▶ RECORDS TO PROCESS:
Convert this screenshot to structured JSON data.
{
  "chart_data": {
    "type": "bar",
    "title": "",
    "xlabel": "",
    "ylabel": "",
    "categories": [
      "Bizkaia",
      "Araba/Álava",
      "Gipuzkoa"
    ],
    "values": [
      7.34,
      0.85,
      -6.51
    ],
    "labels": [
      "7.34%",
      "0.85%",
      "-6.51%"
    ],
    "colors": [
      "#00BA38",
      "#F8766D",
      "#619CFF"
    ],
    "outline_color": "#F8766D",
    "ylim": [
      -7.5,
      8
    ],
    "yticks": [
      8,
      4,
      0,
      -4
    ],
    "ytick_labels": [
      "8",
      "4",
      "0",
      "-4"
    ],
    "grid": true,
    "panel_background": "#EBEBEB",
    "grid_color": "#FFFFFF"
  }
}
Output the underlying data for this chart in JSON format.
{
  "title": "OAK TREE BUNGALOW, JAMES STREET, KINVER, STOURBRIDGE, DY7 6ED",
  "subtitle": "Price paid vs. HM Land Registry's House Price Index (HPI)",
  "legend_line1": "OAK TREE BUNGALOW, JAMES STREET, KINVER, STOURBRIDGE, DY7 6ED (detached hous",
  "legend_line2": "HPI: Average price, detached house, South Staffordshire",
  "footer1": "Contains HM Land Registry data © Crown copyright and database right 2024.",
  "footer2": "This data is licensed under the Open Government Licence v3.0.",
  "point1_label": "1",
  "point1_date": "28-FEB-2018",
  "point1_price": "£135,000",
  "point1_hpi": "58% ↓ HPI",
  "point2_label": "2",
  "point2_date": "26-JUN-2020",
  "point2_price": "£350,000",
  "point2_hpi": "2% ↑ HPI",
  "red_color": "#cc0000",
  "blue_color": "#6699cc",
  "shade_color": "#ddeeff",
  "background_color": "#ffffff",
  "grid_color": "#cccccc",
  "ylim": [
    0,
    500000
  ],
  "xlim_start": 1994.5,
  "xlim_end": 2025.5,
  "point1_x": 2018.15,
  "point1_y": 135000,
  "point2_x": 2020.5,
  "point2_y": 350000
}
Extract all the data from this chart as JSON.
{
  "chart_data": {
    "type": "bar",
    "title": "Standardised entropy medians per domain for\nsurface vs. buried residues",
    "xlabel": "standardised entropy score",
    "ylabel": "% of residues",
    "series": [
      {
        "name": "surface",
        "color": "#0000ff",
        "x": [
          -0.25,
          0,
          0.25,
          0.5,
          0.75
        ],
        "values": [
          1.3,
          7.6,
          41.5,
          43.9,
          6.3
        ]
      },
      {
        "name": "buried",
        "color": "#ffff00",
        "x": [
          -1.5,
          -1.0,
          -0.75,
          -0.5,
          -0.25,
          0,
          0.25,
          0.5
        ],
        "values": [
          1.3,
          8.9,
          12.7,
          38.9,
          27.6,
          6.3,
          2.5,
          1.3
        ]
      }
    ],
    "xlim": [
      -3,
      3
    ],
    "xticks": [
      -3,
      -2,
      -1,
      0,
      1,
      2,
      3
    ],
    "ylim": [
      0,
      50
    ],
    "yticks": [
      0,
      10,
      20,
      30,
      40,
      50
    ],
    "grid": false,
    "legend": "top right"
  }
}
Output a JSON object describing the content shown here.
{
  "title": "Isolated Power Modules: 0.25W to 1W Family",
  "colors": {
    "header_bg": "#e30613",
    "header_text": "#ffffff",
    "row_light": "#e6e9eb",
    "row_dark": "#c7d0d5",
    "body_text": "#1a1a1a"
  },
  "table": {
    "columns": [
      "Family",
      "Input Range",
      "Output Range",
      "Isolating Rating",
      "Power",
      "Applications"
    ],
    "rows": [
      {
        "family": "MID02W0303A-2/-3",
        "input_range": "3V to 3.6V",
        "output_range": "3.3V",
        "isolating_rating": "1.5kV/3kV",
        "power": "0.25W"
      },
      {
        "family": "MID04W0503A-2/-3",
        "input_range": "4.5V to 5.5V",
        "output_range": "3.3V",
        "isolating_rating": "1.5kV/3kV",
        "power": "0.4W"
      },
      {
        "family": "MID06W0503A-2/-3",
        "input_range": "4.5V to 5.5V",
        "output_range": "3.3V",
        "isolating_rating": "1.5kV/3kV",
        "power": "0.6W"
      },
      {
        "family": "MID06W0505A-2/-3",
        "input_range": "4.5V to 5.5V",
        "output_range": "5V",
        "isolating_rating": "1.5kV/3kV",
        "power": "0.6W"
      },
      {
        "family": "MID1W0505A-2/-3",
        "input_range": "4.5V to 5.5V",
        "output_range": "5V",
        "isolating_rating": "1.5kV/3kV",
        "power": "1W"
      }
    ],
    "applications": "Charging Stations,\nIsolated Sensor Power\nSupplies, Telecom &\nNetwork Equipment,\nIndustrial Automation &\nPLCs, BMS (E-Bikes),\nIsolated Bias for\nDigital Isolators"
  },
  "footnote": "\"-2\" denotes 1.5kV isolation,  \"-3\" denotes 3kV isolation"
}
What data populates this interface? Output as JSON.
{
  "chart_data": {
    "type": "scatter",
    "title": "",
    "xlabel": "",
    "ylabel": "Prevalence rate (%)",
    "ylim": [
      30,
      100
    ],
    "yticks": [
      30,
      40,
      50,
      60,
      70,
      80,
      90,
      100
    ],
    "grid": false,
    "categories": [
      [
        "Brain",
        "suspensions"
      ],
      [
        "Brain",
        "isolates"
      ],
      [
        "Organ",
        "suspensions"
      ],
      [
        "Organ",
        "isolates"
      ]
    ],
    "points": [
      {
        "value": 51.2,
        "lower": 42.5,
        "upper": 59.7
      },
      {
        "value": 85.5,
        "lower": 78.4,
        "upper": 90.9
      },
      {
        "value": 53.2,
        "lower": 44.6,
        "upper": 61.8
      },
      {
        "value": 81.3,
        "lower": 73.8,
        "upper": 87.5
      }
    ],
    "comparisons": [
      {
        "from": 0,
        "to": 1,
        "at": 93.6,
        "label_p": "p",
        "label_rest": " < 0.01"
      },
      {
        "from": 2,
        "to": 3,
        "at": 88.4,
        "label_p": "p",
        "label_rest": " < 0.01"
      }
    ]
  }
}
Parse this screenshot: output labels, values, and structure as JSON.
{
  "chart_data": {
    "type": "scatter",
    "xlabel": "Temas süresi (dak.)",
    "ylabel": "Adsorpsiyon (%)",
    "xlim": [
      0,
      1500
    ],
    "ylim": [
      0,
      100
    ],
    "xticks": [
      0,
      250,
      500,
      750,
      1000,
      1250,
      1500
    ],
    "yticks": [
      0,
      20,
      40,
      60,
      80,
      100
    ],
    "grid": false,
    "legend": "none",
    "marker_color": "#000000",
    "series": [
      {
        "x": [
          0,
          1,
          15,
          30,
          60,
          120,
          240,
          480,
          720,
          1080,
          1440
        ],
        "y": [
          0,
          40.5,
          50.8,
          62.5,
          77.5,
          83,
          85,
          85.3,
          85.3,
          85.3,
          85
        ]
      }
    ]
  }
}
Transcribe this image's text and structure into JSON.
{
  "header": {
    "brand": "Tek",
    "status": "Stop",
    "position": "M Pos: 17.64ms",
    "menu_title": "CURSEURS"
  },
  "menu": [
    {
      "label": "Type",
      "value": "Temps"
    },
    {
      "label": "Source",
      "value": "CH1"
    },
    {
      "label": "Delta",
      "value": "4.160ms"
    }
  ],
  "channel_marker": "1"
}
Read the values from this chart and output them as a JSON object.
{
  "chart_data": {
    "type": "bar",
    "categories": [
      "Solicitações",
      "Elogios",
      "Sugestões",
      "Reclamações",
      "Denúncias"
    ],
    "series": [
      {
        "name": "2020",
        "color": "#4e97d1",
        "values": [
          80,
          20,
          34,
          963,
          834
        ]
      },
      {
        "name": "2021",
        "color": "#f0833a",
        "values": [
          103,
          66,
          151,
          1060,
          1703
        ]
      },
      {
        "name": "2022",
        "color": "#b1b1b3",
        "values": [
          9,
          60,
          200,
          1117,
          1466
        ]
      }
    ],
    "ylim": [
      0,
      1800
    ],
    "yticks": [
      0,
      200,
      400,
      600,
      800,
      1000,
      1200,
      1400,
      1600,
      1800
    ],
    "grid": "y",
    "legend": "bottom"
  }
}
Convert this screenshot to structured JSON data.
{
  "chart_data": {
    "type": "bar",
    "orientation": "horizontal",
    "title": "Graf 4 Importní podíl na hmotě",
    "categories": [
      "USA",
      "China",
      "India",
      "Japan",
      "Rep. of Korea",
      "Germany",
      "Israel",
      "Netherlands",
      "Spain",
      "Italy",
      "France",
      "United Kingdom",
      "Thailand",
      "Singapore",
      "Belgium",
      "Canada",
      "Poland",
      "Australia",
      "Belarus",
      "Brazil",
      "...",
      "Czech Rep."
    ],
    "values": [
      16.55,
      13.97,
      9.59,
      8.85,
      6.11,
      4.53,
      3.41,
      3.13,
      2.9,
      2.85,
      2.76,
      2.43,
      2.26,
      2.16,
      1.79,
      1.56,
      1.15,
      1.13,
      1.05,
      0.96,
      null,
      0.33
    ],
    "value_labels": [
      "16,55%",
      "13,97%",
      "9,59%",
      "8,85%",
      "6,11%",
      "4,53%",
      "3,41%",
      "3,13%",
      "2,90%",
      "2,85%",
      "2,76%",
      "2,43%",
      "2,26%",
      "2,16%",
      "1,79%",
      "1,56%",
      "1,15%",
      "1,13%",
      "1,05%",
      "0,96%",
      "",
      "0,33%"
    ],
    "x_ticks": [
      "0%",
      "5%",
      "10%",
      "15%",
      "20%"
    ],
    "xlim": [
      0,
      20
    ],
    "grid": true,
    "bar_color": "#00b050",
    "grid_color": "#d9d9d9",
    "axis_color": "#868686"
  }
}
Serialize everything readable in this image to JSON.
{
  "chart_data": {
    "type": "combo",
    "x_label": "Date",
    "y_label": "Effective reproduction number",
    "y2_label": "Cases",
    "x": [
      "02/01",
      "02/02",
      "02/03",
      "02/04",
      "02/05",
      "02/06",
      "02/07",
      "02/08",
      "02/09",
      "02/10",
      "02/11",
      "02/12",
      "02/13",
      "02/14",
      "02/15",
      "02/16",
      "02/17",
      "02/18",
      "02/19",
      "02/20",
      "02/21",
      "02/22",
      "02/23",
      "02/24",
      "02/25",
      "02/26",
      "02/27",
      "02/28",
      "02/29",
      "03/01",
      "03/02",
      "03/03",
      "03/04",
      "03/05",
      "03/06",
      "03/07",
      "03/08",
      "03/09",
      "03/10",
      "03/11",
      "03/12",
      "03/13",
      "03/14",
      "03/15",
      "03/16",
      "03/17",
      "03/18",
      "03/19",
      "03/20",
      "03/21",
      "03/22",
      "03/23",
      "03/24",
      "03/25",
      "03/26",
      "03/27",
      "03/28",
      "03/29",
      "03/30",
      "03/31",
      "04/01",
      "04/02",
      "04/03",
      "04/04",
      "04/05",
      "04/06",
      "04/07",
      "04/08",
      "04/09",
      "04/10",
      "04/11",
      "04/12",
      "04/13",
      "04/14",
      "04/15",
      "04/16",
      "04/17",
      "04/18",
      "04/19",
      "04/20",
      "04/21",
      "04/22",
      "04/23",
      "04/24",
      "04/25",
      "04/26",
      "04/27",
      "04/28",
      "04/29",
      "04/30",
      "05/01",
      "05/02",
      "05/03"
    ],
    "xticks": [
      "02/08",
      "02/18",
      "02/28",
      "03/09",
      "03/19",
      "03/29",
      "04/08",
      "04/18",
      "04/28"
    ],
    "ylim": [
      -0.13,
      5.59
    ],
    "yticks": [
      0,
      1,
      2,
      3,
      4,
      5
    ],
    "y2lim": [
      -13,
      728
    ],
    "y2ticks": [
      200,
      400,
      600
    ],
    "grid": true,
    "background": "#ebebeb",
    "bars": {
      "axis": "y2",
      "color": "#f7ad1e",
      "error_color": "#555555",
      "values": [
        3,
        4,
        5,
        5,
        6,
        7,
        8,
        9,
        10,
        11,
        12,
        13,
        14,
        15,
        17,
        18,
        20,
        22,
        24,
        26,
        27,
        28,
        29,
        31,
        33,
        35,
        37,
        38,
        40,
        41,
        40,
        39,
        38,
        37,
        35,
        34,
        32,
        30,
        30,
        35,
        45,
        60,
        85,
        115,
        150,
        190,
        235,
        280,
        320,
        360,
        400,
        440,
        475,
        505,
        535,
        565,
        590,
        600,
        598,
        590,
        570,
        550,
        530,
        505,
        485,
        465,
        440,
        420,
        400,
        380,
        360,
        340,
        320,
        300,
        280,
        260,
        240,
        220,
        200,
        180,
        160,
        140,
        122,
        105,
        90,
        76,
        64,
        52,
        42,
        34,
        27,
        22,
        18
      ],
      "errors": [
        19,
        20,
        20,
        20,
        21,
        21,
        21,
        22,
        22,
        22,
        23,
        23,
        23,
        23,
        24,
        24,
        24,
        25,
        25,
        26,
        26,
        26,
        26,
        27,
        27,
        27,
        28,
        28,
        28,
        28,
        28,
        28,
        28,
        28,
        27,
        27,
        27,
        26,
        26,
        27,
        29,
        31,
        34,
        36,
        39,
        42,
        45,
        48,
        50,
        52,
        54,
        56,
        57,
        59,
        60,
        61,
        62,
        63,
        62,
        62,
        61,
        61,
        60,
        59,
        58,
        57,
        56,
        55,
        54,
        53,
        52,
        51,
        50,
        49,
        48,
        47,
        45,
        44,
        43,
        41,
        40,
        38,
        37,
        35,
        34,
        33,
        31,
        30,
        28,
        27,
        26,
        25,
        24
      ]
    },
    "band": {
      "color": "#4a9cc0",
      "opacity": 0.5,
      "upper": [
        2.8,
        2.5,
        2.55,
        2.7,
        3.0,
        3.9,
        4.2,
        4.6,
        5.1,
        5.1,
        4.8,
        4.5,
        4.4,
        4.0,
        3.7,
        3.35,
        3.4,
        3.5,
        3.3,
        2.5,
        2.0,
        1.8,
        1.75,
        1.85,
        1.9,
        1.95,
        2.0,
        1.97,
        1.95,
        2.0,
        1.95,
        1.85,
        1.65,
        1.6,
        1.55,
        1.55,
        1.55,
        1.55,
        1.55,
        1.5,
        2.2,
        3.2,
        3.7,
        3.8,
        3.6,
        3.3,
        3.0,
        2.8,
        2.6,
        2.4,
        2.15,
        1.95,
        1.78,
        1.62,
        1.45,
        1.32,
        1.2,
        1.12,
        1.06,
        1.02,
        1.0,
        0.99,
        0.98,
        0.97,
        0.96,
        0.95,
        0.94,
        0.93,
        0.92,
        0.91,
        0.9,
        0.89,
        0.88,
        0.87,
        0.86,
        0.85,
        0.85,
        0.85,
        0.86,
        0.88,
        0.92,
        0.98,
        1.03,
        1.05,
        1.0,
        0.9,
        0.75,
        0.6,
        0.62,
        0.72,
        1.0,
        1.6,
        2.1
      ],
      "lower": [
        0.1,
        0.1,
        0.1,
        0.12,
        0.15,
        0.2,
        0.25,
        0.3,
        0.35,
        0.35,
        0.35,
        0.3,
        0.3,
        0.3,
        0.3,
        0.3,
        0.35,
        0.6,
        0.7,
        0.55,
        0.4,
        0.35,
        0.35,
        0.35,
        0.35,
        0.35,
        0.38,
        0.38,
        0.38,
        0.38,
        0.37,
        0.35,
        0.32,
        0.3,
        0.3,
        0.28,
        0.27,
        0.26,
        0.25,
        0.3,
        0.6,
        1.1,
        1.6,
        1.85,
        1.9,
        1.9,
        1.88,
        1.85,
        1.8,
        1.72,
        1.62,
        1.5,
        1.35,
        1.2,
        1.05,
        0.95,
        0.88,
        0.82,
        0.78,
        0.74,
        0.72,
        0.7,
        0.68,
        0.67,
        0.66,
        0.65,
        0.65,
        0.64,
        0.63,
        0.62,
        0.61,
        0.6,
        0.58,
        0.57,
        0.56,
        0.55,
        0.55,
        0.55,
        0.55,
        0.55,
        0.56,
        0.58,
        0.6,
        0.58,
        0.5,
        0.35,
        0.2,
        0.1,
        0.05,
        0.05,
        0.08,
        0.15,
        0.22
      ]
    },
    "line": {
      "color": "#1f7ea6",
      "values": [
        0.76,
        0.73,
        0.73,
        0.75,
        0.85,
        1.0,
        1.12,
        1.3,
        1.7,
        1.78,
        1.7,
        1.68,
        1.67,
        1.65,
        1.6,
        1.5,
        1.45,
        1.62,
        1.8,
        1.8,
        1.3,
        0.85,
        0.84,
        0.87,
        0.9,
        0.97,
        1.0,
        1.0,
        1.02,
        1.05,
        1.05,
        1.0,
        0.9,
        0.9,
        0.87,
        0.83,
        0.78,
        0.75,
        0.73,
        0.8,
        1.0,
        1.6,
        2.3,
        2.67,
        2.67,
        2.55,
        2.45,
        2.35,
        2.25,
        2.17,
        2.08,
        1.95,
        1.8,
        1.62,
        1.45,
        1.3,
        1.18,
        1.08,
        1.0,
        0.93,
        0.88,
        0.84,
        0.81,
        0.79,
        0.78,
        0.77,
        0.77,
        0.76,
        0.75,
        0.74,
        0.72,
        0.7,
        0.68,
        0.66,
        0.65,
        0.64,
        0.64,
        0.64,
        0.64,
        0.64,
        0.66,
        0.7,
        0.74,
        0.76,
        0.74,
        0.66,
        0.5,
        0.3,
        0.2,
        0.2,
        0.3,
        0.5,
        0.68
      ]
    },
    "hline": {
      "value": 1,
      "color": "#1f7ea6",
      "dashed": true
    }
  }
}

▶ EXERCISE TASK:
Identify the lines in the entries that hold "from" and return each one.

▶ TASK RESPONSE:
Extract all the data from this chart as JSON.
        "from": 0,
        "from": 2,
Read the values from this chart and output them as a JSON object.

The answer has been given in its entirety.